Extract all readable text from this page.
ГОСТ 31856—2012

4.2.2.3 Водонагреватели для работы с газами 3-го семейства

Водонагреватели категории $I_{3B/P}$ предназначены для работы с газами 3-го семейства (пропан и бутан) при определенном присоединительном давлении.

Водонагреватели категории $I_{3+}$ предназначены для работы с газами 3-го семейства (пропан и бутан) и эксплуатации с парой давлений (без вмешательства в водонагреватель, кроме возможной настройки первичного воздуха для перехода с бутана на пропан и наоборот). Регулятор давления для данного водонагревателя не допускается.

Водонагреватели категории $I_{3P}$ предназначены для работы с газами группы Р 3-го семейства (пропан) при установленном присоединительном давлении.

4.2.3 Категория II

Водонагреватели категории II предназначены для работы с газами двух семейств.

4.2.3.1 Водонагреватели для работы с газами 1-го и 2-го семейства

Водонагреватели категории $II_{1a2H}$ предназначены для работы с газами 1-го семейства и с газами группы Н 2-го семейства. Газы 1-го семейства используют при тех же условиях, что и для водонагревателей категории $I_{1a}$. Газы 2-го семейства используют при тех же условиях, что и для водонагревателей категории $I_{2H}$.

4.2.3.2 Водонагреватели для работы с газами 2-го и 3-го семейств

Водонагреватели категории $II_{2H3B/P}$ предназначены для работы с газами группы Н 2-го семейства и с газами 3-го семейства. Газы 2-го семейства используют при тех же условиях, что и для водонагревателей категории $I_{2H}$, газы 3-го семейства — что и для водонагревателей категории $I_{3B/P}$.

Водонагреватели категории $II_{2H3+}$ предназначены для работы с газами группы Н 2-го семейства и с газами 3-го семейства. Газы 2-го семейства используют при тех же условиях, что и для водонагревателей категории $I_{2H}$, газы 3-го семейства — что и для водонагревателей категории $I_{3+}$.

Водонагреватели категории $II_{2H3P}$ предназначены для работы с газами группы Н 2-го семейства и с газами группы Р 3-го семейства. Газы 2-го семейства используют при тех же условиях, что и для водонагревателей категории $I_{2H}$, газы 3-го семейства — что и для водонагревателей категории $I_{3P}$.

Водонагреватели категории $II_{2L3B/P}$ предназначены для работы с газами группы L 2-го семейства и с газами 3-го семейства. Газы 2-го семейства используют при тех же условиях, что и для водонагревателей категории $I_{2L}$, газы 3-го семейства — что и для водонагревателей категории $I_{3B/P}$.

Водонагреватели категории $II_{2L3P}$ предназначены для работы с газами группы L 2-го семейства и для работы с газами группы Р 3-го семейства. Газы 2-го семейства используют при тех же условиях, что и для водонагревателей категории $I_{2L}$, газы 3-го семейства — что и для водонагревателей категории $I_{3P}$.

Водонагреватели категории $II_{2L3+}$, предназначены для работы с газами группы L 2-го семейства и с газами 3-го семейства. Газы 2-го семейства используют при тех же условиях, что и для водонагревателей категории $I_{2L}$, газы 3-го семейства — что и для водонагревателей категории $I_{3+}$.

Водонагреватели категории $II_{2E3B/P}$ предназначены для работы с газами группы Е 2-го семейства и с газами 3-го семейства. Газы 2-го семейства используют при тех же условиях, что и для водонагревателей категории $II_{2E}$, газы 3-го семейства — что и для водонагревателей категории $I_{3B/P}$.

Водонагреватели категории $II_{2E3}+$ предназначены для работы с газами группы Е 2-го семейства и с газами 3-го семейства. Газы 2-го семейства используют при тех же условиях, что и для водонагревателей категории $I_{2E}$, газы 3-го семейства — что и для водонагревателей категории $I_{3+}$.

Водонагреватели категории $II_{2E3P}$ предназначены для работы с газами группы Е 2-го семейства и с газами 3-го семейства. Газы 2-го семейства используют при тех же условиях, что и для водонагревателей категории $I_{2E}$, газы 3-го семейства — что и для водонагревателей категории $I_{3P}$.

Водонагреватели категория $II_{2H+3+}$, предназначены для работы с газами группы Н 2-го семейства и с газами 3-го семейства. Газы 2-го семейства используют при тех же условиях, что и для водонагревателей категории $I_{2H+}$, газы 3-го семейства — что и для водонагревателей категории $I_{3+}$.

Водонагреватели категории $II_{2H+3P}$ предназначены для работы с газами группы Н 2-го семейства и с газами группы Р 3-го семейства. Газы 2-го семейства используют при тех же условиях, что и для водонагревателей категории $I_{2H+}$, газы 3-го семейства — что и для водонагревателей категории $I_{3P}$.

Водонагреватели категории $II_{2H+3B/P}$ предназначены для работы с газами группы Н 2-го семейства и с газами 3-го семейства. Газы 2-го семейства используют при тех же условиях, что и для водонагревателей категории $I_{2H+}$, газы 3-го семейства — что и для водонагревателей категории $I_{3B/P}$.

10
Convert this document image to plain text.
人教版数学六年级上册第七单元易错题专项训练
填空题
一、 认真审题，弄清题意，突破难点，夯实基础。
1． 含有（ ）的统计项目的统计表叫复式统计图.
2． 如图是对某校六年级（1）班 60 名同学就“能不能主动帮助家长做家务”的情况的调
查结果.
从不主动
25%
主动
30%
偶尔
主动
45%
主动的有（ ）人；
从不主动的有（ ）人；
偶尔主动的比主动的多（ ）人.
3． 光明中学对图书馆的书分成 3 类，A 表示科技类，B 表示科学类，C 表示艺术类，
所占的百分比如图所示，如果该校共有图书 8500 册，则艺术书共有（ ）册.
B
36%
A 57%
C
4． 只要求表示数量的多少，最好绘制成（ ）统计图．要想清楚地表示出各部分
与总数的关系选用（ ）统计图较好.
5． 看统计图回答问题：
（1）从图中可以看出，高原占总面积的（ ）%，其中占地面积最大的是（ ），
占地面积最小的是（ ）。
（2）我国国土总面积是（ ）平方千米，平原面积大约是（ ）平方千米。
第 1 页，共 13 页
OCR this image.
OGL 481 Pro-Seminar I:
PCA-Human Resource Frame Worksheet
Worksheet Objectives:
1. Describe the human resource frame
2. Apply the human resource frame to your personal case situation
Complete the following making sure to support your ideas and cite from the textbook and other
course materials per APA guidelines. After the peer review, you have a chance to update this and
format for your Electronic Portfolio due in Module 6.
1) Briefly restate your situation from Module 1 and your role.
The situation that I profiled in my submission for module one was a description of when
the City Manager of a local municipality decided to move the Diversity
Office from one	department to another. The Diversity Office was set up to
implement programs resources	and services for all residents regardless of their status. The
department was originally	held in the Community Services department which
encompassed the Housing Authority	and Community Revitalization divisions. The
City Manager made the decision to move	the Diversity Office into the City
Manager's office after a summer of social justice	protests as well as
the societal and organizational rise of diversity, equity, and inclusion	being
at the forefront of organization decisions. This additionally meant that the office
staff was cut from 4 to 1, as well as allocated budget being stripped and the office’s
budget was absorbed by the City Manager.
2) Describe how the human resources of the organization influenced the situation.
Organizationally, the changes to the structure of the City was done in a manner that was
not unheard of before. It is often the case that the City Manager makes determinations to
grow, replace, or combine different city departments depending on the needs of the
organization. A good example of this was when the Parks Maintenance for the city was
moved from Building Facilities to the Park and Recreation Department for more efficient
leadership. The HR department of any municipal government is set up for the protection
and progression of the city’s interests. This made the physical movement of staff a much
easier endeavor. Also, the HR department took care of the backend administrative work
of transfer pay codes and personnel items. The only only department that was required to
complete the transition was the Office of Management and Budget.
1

· · · · ·

What you need to do –
Print all of the data exactly as it was given.

Finished answer –
Extract all readable text from this page.
ГОСТ 31856—2012

4.2.2.3 Водонагреватели для работы с газами 3-го семейства

Водонагреватели категории $I_{3B/P}$ предназначены для работы с газами 3-го семейства (пропан и бутан) при определенном присоединительном давлении.

Водонагреватели категории $I_{3+}$ предназначены для работы с газами 3-го семейства (пропан и бутан) и эксплуатации с парой давлений (без вмешательства в водонагреватель, кроме возможной настройки первичного воздуха для перехода с бутана на пропан и наоборот). Регулятор давления для данного водонагревателя не допускается.

Водонагреватели категории $I_{3P}$ предназначены для работы с газами группы Р 3-го семейства (пропан) при установленном присоединительном давлении.

4.2.3 Категория II

Водонагреватели категории II предназначены для работы с газами двух семейств.

4.2.3.1 Водонагреватели для работы с газами 1-го и 2-го семейства

Водонагреватели категории $II_{1a2H}$ предназначены для работы с газами 1-го семейства и с газами группы Н 2-го семейства. Газы 1-го семейства используют при тех же условиях, что и для водонагревателей категории $I_{1a}$. Газы 2-го семейства используют при тех же условиях, что и для водонагревателей категории $I_{2H}$.

4.2.3.2 Водонагреватели для работы с газами 2-го и 3-го семейств

Водонагреватели категории $II_{2H3B/P}$ предназначены для работы с газами группы Н 2-го семейства и с газами 3-го семейства. Газы 2-го семейства используют при тех же условиях, что и для водонагревателей категории $I_{2H}$, газы 3-го семейства — что и для водонагревателей категории $I_{3B/P}$.

Водонагреватели категории $II_{2H3+}$ предназначены для работы с газами группы Н 2-го семейства и с газами 3-го семейства. Газы 2-го семейства используют при тех же условиях, что и для водонагревателей категории $I_{2H}$, газы 3-го семейства — что и для водонагревателей категории $I_{3+}$.

Водонагреватели категории $II_{2H3P}$ предназначены для работы с газами группы Н 2-го семейства и с газами группы Р 3-го семейства. Газы 2-го семейства используют при тех же условиях, что и для водонагревателей категории $I_{2H}$, газы 3-го семейства — что и для водонагревателей категории $I_{3P}$.

Водонагреватели категории $II_{2L3B/P}$ предназначены для работы с газами группы L 2-го семейства и с газами 3-го семейства. Газы 2-го семейства используют при тех же условиях, что и для водонагревателей категории $I_{2L}$, газы 3-го семейства — что и для водонагревателей категории $I_{3B/P}$.

Водонагреватели категории $II_{2L3P}$ предназначены для работы с газами группы L 2-го семейства и для работы с газами группы Р 3-го семейства. Газы 2-го семейства используют при тех же условиях, что и для водонагревателей категории $I_{2L}$, газы 3-го семейства — что и для водонагревателей категории $I_{3P}$.

Водонагреватели категории $II_{2L3+}$, предназначены для работы с газами группы L 2-го семейства и с газами 3-го семейства. Газы 2-го семейства используют при тех же условиях, что и для водонагревателей категории $I_{2L}$, газы 3-го семейства — что и для водонагревателей категории $I_{3+}$.

Водонагреватели категории $II_{2E3B/P}$ предназначены для работы с газами группы Е 2-го семейства и с газами 3-го семейства. Газы 2-го семейства используют при тех же условиях, что и для водонагревателей категории $II_{2E}$, газы 3-го семейства — что и для водонагревателей категории $I_{3B/P}$.

Водонагреватели категории $II_{2E3}+$ предназначены для работы с газами группы Е 2-го семейства и с газами 3-го семейства. Газы 2-го семейства используют при тех же условиях, что и для водонагревателей категории $I_{2E}$, газы 3-го семейства — что и для водонагревателей категории $I_{3+}$.

Водонагреватели категории $II_{2E3P}$ предназначены для работы с газами группы Е 2-го семейства и с газами 3-го семейства. Газы 2-го семейства используют при тех же условиях, что и для водонагревателей категории $I_{2E}$, газы 3-го семейства — что и для водонагревателей категории $I_{3P}$.

Водонагреватели категория $II_{2H+3+}$, предназначены для работы с газами группы Н 2-го семейства и с газами 3-го семейства. Газы 2-го семейства используют при тех же условиях, что и для водонагревателей категории $I_{2H+}$, газы 3-го семейства — что и для водонагревателей категории $I_{3+}$.

Водонагреватели категории $II_{2H+3P}$ предназначены для работы с газами группы Н 2-го семейства и с газами группы Р 3-го семейства. Газы 2-го семейства используют при тех же условиях, что и для водонагревателей категории $I_{2H+}$, газы 3-го семейства — что и для водонагревателей категории $I_{3P}$.

Водонагреватели категории $II_{2H+3B/P}$ предназначены для работы с газами группы Н 2-го семейства и с газами 3-го семейства. Газы 2-го семейства используют при тех же условиях, что и для водонагревателей категории $I_{2H+}$, газы 3-го семейства — что и для водонагревателей категории $I_{3B/P}$.

10
Convert this document image to plain text.
人教版数学六年级上册第七单元易错题专项训练
填空题
一、 认真审题，弄清题意，突破难点，夯实基础。
1． 含有（ ）的统计项目的统计表叫复式统计图.
2． 如图是对某校六年级（1）班 60 名同学就“能不能主动帮助家长做家务”的情况的调
查结果.
从不主动
25%
主动
30%
偶尔
主动
45%
主动的有（ ）人；
从不主动的有（ ）人；
偶尔主动的比主动的多（ ）人.
3． 光明中学对图书馆的书分成 3 类，A 表示科技类，B 表示科学类，C 表示艺术类，
所占的百分比如图所示，如果该校共有图书 8500 册，则艺术书共有（ ）册.
B
36%
A 57%
C
4． 只要求表示数量的多少，最好绘制成（ ）统计图．要想清楚地表示出各部分
与总数的关系选用（ ）统计图较好.
5． 看统计图回答问题：
（1）从图中可以看出，高原占总面积的（ ）%，其中占地面积最大的是（ ），
占地面积最小的是（ ）。
（2）我国国土总面积是（ ）平方千米，平原面积大约是（ ）平方千米。
第 1 页，共 13 页
OCR this image.
OGL 481 Pro-Seminar I:
PCA-Human Resource Frame Worksheet
Worksheet Objectives:
1. Describe the human resource frame
2. Apply the human resource frame to your personal case situation
Complete the following making sure to support your ideas and cite from the textbook and other
course materials per APA guidelines. After the peer review, you have a chance to update this and
format for your Electronic Portfolio due in Module 6.
1) Briefly restate your situation from Module 1 and your role.
The situation that I profiled in my submission for module one was a description of when
the City Manager of a local municipality decided to move the Diversity
Office from one	department to another. The Diversity Office was set up to
implement programs resources	and services for all residents regardless of their status. The
department was originally	held in the Community Services department which
encompassed the Housing Authority	and Community Revitalization divisions. The
City Manager made the decision to move	the Diversity Office into the City
Manager's office after a summer of social justice	protests as well as
the societal and organizational rise of diversity, equity, and inclusion	being
at the forefront of organization decisions. This additionally meant that the office
staff was cut from 4 to 1, as well as allocated budget being stripped and the office’s
budget was absorbed by the City Manager.
2) Describe how the human resources of the organization influenced the situation.
Organizationally, the changes to the structure of the City was done in a manner that was
not unheard of before. It is often the case that the City Manager makes determinations to
grow, replace, or combine different city departments depending on the needs of the
organization. A good example of this was when the Parks Maintenance for the city was
moved from Building Facilities to the Park and Recreation Department for more efficient
leadership. The HR department of any municipal government is set up for the protection
and progression of the city’s interests. This made the physical movement of staff a much
easier endeavor. Also, the HR department took care of the backend administrative work
of transfer pay codes and personnel items. The only only department that was required to
complete the transition was the Office of Management and Budget.
1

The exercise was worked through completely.